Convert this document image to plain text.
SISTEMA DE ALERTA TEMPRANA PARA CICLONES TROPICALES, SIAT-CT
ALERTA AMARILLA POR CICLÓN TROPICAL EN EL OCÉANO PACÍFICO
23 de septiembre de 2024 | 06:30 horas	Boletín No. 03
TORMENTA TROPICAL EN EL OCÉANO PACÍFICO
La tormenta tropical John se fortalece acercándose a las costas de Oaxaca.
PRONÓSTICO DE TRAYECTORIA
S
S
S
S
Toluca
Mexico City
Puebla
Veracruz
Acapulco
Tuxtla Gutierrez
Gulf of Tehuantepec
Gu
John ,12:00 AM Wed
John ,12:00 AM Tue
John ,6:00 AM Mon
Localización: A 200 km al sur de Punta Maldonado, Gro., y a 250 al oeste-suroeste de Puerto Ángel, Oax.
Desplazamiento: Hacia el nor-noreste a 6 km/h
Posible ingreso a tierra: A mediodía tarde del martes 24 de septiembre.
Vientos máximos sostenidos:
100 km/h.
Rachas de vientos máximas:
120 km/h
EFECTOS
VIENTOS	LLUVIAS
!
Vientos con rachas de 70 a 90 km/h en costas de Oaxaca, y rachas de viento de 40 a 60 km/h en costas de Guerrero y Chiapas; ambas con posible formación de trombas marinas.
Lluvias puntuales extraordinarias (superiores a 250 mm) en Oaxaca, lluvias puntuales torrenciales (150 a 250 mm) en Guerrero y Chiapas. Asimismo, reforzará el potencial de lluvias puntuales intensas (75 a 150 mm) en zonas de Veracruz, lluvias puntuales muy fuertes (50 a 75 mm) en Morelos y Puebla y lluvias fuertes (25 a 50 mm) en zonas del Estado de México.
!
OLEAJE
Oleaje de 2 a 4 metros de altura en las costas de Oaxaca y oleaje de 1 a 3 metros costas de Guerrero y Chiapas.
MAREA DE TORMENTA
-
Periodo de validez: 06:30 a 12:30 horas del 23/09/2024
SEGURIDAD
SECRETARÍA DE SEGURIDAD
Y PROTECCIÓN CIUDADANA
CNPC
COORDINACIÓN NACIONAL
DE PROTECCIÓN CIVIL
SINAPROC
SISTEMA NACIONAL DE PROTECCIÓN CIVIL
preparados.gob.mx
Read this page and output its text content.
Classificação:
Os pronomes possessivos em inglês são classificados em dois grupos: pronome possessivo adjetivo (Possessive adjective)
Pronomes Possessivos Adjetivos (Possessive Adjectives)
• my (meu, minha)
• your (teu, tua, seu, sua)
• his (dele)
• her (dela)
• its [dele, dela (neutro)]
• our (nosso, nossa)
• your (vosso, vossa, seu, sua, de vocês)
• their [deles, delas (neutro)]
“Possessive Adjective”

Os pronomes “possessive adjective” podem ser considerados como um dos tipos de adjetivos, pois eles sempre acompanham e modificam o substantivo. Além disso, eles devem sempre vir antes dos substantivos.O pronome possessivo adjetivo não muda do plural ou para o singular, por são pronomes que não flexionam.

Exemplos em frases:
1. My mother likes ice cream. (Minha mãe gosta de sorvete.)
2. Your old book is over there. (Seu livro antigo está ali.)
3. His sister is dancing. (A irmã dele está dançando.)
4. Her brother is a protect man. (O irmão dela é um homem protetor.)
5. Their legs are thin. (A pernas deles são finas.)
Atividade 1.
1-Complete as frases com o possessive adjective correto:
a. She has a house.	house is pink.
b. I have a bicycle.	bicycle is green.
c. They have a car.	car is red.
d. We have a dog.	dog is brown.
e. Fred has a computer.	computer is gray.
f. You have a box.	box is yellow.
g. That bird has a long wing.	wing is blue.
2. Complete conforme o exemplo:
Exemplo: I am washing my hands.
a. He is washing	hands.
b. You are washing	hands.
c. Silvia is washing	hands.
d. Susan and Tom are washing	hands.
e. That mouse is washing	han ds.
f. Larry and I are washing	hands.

************

Write out every entry verbatim.

Convert this document image to plain text.
SISTEMA DE ALERTA TEMPRANA PARA CICLONES TROPICALES, SIAT-CT
ALERTA AMARILLA POR CICLÓN TROPICAL EN EL OCÉANO PACÍFICO
23 de septiembre de 2024 | 06:30 horas	Boletín No. 03
TORMENTA TROPICAL EN EL OCÉANO PACÍFICO
La tormenta tropical John se fortalece acercándose a las costas de Oaxaca.
PRONÓSTICO DE TRAYECTORIA
S
S
S
S
Toluca
Mexico City
Puebla
Veracruz
Acapulco
Tuxtla Gutierrez
Gulf of Tehuantepec
Gu
John ,12:00 AM Wed
John ,12:00 AM Tue
John ,6:00 AM Mon
Localización: A 200 km al sur de Punta Maldonado, Gro., y a 250 al oeste-suroeste de Puerto Ángel, Oax.
Desplazamiento: Hacia el nor-noreste a 6 km/h
Posible ingreso a tierra: A mediodía tarde del martes 24 de septiembre.
Vientos máximos sostenidos:
100 km/h.
Rachas de vientos máximas:
120 km/h
EFECTOS
VIENTOS	LLUVIAS
!
Vientos con rachas de 70 a 90 km/h en costas de Oaxaca, y rachas de viento de 40 a 60 km/h en costas de Guerrero y Chiapas; ambas con posible formación de trombas marinas.
Lluvias puntuales extraordinarias (superiores a 250 mm) en Oaxaca, lluvias puntuales torrenciales (150 a 250 mm) en Guerrero y Chiapas. Asimismo, reforzará el potencial de lluvias puntuales intensas (75 a 150 mm) en zonas de Veracruz, lluvias puntuales muy fuertes (50 a 75 mm) en Morelos y Puebla y lluvias fuertes (25 a 50 mm) en zonas del Estado de México.
!
OLEAJE
Oleaje de 2 a 4 metros de altura en las costas de Oaxaca y oleaje de 1 a 3 metros costas de Guerrero y Chiapas.
MAREA DE TORMENTA
-
Periodo de validez: 06:30 a 12:30 horas del 23/09/2024
SEGURIDAD
SECRETARÍA DE SEGURIDAD
Y PROTECCIÓN CIUDADANA
CNPC
COORDINACIÓN NACIONAL
DE PROTECCIÓN CIVIL
SINAPROC
SISTEMA NACIONAL DE PROTECCIÓN CIVIL
preparados.gob.mx
Read this page and output its text content.
Classificação:
Os pronomes possessivos em inglês são classificados em dois grupos: pronome possessivo adjetivo (Possessive adjective)
Pronomes Possessivos Adjetivos (Possessive Adjectives)
• my (meu, minha)
• your (teu, tua, seu, sua)
• his (dele)
• her (dela)
• its [dele, dela (neutro)]
• our (nosso, nossa)
• your (vosso, vossa, seu, sua, de vocês)
• their [deles, delas (neutro)]
“Possessive Adjective”

Os pronomes “possessive adjective” podem ser considerados como um dos tipos de adjetivos, pois eles sempre acompanham e modificam o substantivo. Além disso, eles devem sempre vir antes dos substantivos.O pronome possessivo adjetivo não muda do plural ou para o singular, por são pronomes que não flexionam.

Exemplos em frases:
1. My mother likes ice cream. (Minha mãe gosta de sorvete.)
2. Your old book is over there. (Seu livro antigo está ali.)
3. His sister is dancing. (A irmã dele está dançando.)
4. Her brother is a protect man. (O irmão dela é um homem protetor.)
5. Their legs are thin. (A pernas deles são finas.)
Atividade 1.
1-Complete as frases com o possessive adjective correto:
a. She has a house.	house is pink.
b. I have a bicycle.	bicycle is green.
c. They have a car.	car is red.
d. We have a dog.	dog is brown.
e. Fred has a computer.	computer is gray.
f. You have a box.	box is yellow.
g. That bird has a long wing.	wing is blue.
2. Complete conforme o exemplo:
Exemplo: I am washing my hands.
a. He is washing	hands.
b. You are washing	hands.
c. Silvia is washing	hands.
d. Susan and Tom are washing	hands.
e. That mouse is washing	han ds.
f. Larry and I are washing	hands.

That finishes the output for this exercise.